• _DIRECTIONS FOR THIS TASK_
Images do not belong in the copy. Retype all the entries below exactly.

Raw records:
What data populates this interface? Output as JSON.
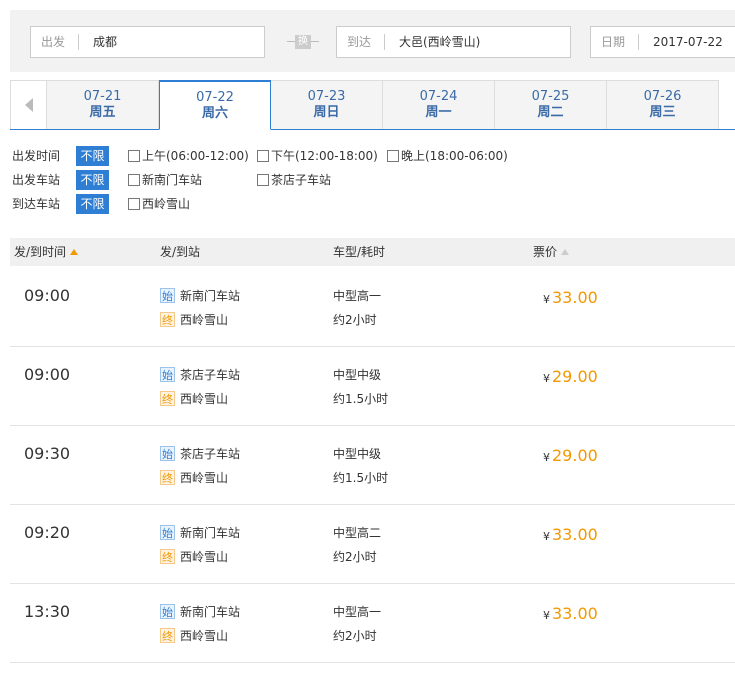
{
  "search": {
    "from_label": "出发",
    "from_value": "成都",
    "swap_label": "换",
    "to_label": "到达",
    "to_value": "大邑(西岭雪山)",
    "date_label": "日期",
    "date_value": "2017-07-22"
  },
  "dates": [
    {
      "date": "07-21",
      "weekday": "周五"
    },
    {
      "date": "07-22",
      "weekday": "周六",
      "active": true
    },
    {
      "date": "07-23",
      "weekday": "周日"
    },
    {
      "date": "07-24",
      "weekday": "周一"
    },
    {
      "date": "07-25",
      "weekday": "周二"
    },
    {
      "date": "07-26",
      "weekday": "周三"
    }
  ],
  "filters": {
    "unlimited_label": "不限",
    "depart_time": {
      "label": "出发时间",
      "options": [
        "上午(06:00-12:00)",
        "下午(12:00-18:00)",
        "晚上(18:00-06:00)"
      ]
    },
    "depart_station": {
      "label": "出发车站",
      "options": [
        "新南门车站",
        "茶店子车站"
      ]
    },
    "arrive_station": {
      "label": "到达车站",
      "options": [
        "西岭雪山"
      ]
    }
  },
  "table": {
    "headers": {
      "time": "发/到时间",
      "station": "发/到站",
      "type": "车型/耗时",
      "price": "票价"
    },
    "start_icon": "始",
    "end_icon": "终",
    "currency": "¥",
    "rows": [
      {
        "time": "09:00",
        "from": "新南门车站",
        "to": "西岭雪山",
        "bus": "中型高一",
        "duration": "约2小时",
        "price": "33.00"
      },
      {
        "time": "09:00",
        "from": "茶店子车站",
        "to": "西岭雪山",
        "bus": "中型中级",
        "duration": "约1.5小时",
        "price": "29.00"
      },
      {
        "time": "09:30",
        "from": "茶店子车站",
        "to": "西岭雪山",
        "bus": "中型中级",
        "duration": "约1.5小时",
        "price": "29.00"
      },
      {
        "time": "09:20",
        "from": "新南门车站",
        "to": "西岭雪山",
        "bus": "中型高二",
        "duration": "约2小时",
        "price": "33.00"
      },
      {
        "time": "13:30",
        "from": "新南门车站",
        "to": "西岭雪山",
        "bus": "中型高一",
        "duration": "约2小时",
        "price": "33.00"
      }
    ]
  },
  "colors": {
    "accent": "#2e7fd3",
    "price": "#f39800"
  }
}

• _TASK OUTPUT_
What data populates this interface? Output as JSON.
{
  "search": {
    "from_label": "出发",
    "from_value": "成都",
    "swap_label": "换",
    "to_label": "到达",
    "to_value": "大邑(西岭雪山)",
    "date_label": "日期",
    "date_value": "2017-07-22"
  },
  "dates": [
    {
      "date": "07-21",
      "weekday": "周五"
    },
    {
      "date": "07-22",
      "weekday": "周六",
      "active": true
    },
    {
      "date": "07-23",
      "weekday": "周日"
    },
    {
      "date": "07-24",
      "weekday": "周一"
    },
    {
      "date": "07-25",
      "weekday": "周二"
    },
    {
      "date": "07-26",
      "weekday": "周三"
    }
  ],
  "filters": {
    "unlimited_label": "不限",
    "depart_time": {
      "label": "出发时间",
      "options": [
        "上午(06:00-12:00)",
        "下午(12:00-18:00)",
        "晚上(18:00-06:00)"
      ]
    },
    "depart_station": {
      "label": "出发车站",
      "options": [
        "新南门车站",
        "茶店子车站"
      ]
    },
    "arrive_station": {
      "label": "到达车站",
      "options": [
        "西岭雪山"
      ]
    }
  },
  "table": {
    "headers": {
      "time": "发/到时间",
      "station": "发/到站",
      "type": "车型/耗时",
      "price": "票价"
    },
    "start_icon": "始",
    "end_icon": "终",
    "currency": "¥",
    "rows": [
      {
        "time": "09:00",
        "from": "新南门车站",
        "to": "西岭雪山",
        "bus": "中型高一",
        "duration": "约2小时",
        "price": "33.00"
      },
      {
        "time": "09:00",
        "from": "茶店子车站",
        "to": "西岭雪山",
        "bus": "中型中级",
        "duration": "约1.5小时",
        "price": "29.00"
      },
      {
        "time": "09:30",
        "from": "茶店子车站",
        "to": "西岭雪山",
        "bus": "中型中级",
        "duration": "约1.5小时",
        "price": "29.00"
      },
      {
        "time": "09:20",
        "from": "新南门车站",
        "to": "西岭雪山",
        "bus": "中型高二",
        "duration": "约2小时",
        "price": "33.00"
      },
      {
        "time": "13:30",
        "from": "新南门车站",
        "to": "西岭雪山",
        "bus": "中型高一",
        "duration": "约2小时",
        "price": "33.00"
      }
    ]
  },
  "colors": {
    "accent": "#2e7fd3",
    "price": "#f39800"
  }
}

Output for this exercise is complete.